[Dataset rows]
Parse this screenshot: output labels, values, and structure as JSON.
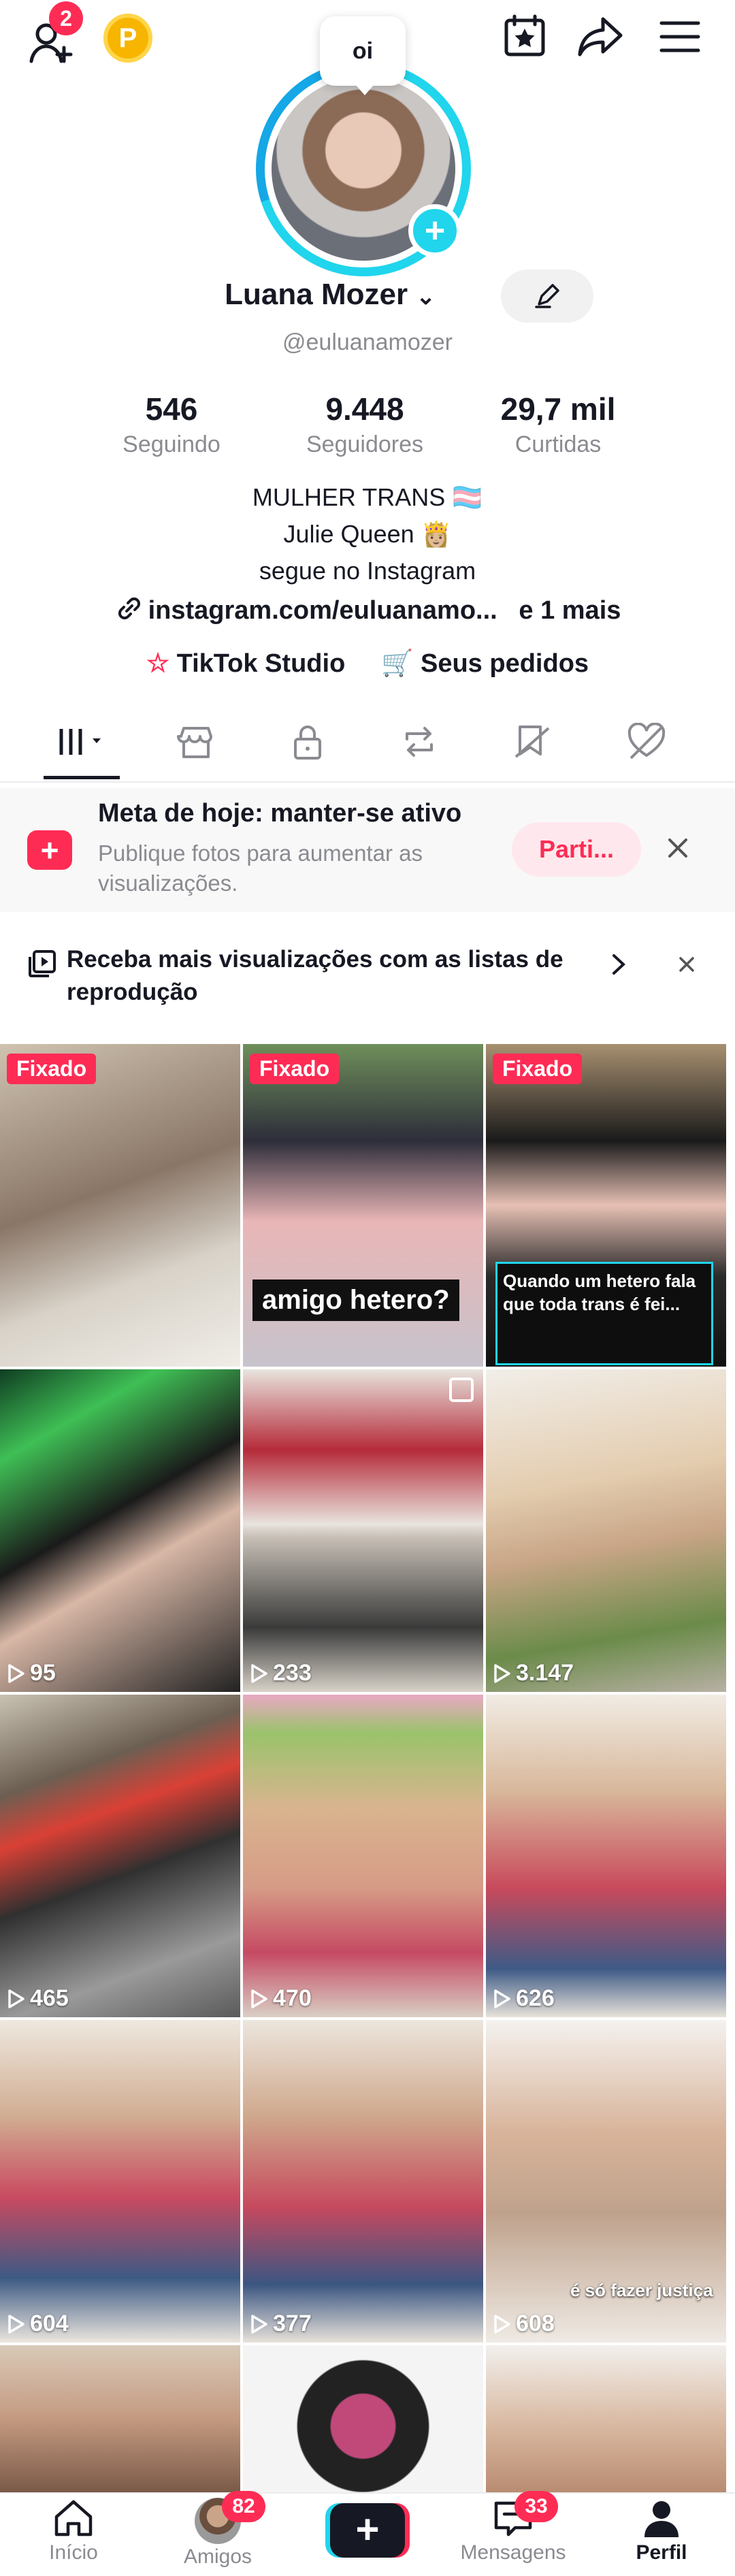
{
  "topbar": {
    "friends_badge": "2",
    "coin_letter": "P"
  },
  "profile": {
    "status_bubble": "oi",
    "name": "Luana Mozer",
    "handle": "@euluanamozer",
    "stats": [
      {
        "value": "546",
        "label": "Seguindo"
      },
      {
        "value": "9.448",
        "label": "Seguidores"
      },
      {
        "value": "29,7 mil",
        "label": "Curtidas"
      }
    ],
    "bio": [
      "MULHER TRANS 🏳️‍⚧️",
      "Julie Queen 👸🏼",
      "segue no Instagram"
    ],
    "link": "instagram.com/euluanamo...",
    "link_more": "e 1 mais",
    "studio_label": "TikTok Studio",
    "orders_label": "Seus pedidos"
  },
  "goal_banner": {
    "title": "Meta de hoje: manter-se ativo",
    "subtitle": "Publique fotos para aumentar as visualizações.",
    "button": "Parti..."
  },
  "playlist_banner": {
    "text": "Receba mais visualizações com as listas de reprodução"
  },
  "grid": {
    "pinned_label": "Fixado",
    "captions": {
      "c1": "amigo hetero?",
      "c2": "Quando um hetero fala que toda trans é fei...",
      "c3": "é só fazer justiça"
    },
    "views": [
      "95",
      "233",
      "3.147",
      "465",
      "470",
      "626",
      "604",
      "377",
      "608"
    ]
  },
  "nav": {
    "home": "Início",
    "friends": "Amigos",
    "friends_badge": "82",
    "messages": "Mensagens",
    "messages_badge": "33",
    "profile": "Perfil"
  }
}
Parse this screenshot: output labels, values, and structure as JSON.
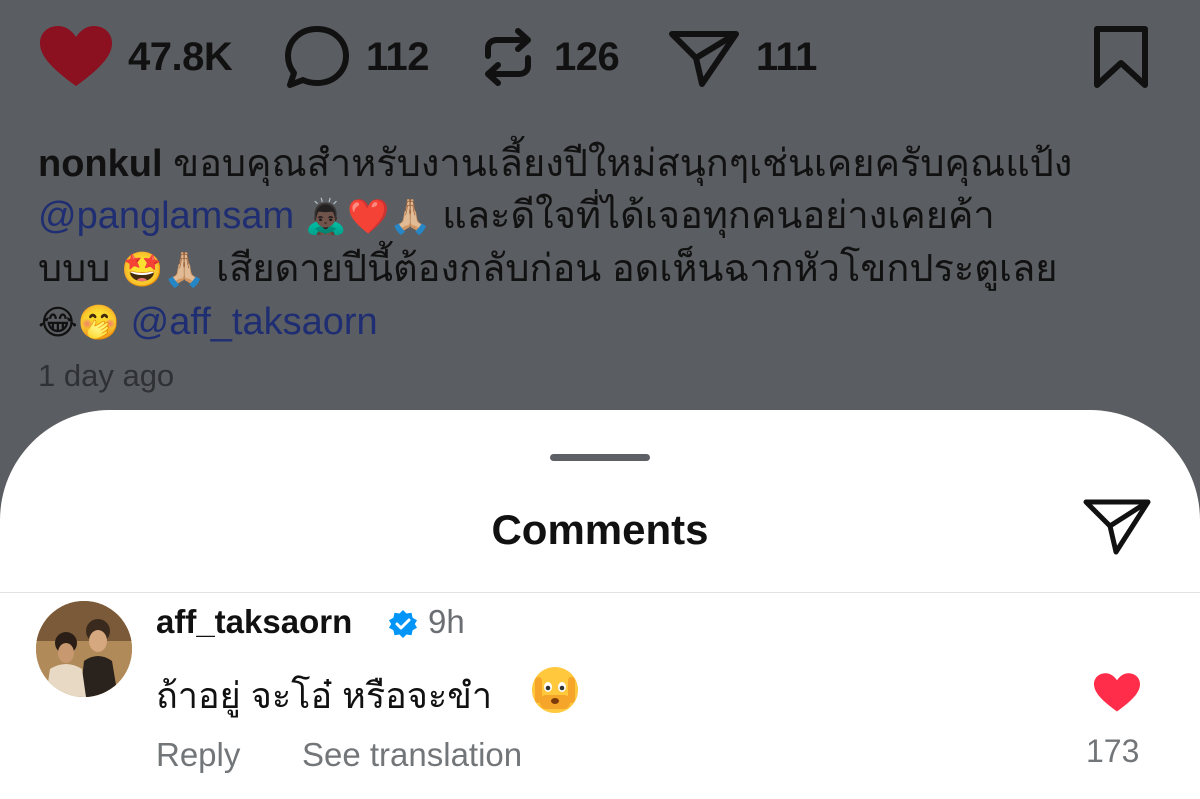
{
  "post": {
    "likes": "47.8K",
    "comments": "112",
    "reposts": "126",
    "shares": "111",
    "caption": {
      "username": "nonkul",
      "line1_text": "ขอบคุณสำหรับงานเลี้ยงปีใหม่สนุกๆเช่นเคยครับคุณแป้ง",
      "mention1": "@panglamsam",
      "line2_emoji": "🙇🏿‍♂️❤️🙏🏼",
      "line2_text": "และดีใจที่ได้เจอทุกคนอย่างเคยค้า",
      "line3_text_a": "บบบ",
      "line3_emoji": "🤩🙏🏼",
      "line3_text_b": "เสียดายปีนี้ต้องกลับก่อน อดเห็นฉากหัวโขกประตูเลย",
      "line4_emoji": "😂🤭",
      "mention2": "@aff_taksaorn"
    },
    "time": "1 day ago"
  },
  "sheet": {
    "title": "Comments"
  },
  "comment": {
    "username": "aff_taksaorn",
    "time": "9h",
    "text": "ถ้าอยู่ จะโอ๋ หรือจะขำ",
    "reply_label": "Reply",
    "translate_label": "See translation",
    "like_count": "173"
  },
  "icons": {
    "like": "heart-icon",
    "comment": "speech-bubble-icon",
    "repost": "repost-icon",
    "share": "paper-plane-icon",
    "save": "bookmark-icon",
    "verified": "verified-badge-icon",
    "emoji": "face-peeking-icon"
  },
  "colors": {
    "like_red": "#8b1020",
    "comment_like_red": "#ff2d49",
    "mention_blue": "#1f2d72",
    "verified_blue": "#0095f6",
    "overlay_gray": "#5a5d61"
  }
}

**PROBLEM:** Transcribe every line from the records above without alteration, and leave out the images.

**EXERCISE OUTPUT:**
Parse this screenshot: output labels, values, and structure as JSON.
{
  "topbar": {
    "friends_badge": "2",
    "coin_letter": "P"
  },
  "profile": {
    "status_bubble": "oi",
    "name": "Luana Mozer",
    "handle": "@euluanamozer",
    "stats": [
      {
        "value": "546",
        "label": "Seguindo"
      },
      {
        "value": "9.448",
        "label": "Seguidores"
      },
      {
        "value": "29,7 mil",
        "label": "Curtidas"
      }
    ],
    "bio": [
      "MULHER TRANS 🏳️‍⚧️",
      "Julie Queen 👸🏼",
      "segue no Instagram"
    ],
    "link": "instagram.com/euluanamo...",
    "link_more": "e 1 mais",
    "studio_label": "TikTok Studio",
    "orders_label": "Seus pedidos"
  },
  "goal_banner": {
    "title": "Meta de hoje: manter-se ativo",
    "subtitle": "Publique fotos para aumentar as visualizações.",
    "button": "Parti..."
  },
  "playlist_banner": {
    "text": "Receba mais visualizações com as listas de reprodução"
  },
  "grid": {
    "pinned_label": "Fixado",
    "captions": {
      "c1": "amigo hetero?",
      "c2": "Quando um hetero fala que toda trans é fei...",
      "c3": "é só fazer justiça"
    },
    "views": [
      "95",
      "233",
      "3.147",
      "465",
      "470",
      "626",
      "604",
      "377",
      "608"
    ]
  },
  "nav": {
    "home": "Início",
    "friends": "Amigos",
    "friends_badge": "82",
    "messages": "Mensagens",
    "messages_badge": "33",
    "profile": "Perfil"
  }
}
Parse this screenshot: output labels, values, and structure as JSON.
{
  "post": {
    "likes": "47.8K",
    "comments": "112",
    "reposts": "126",
    "shares": "111",
    "caption": {
      "username": "nonkul",
      "line1_text": "ขอบคุณสำหรับงานเลี้ยงปีใหม่สนุกๆเช่นเคยครับคุณแป้ง",
      "mention1": "@panglamsam",
      "line2_emoji": "🙇🏿‍♂️❤️🙏🏼",
      "line2_text": "และดีใจที่ได้เจอทุกคนอย่างเคยค้า",
      "line3_text_a": "บบบ",
      "line3_emoji": "🤩🙏🏼",
      "line3_text_b": "เสียดายปีนี้ต้องกลับก่อน อดเห็นฉากหัวโขกประตูเลย",
      "line4_emoji": "😂🤭",
      "mention2": "@aff_taksaorn"
    },
    "time": "1 day ago"
  },
  "sheet": {
    "title": "Comments"
  },
  "comment": {
    "username": "aff_taksaorn",
    "time": "9h",
    "text": "ถ้าอยู่ จะโอ๋ หรือจะขำ",
    "reply_label": "Reply",
    "translate_label": "See translation",
    "like_count": "173"
  },
  "icons": {
    "like": "heart-icon",
    "comment": "speech-bubble-icon",
    "repost": "repost-icon",
    "share": "paper-plane-icon",
    "save": "bookmark-icon",
    "verified": "verified-badge-icon",
    "emoji": "face-peeking-icon"
  },
  "colors": {
    "like_red": "#8b1020",
    "comment_like_red": "#ff2d49",
    "mention_blue": "#1f2d72",
    "verified_blue": "#0095f6",
    "overlay_gray": "#5a5d61"
  }
}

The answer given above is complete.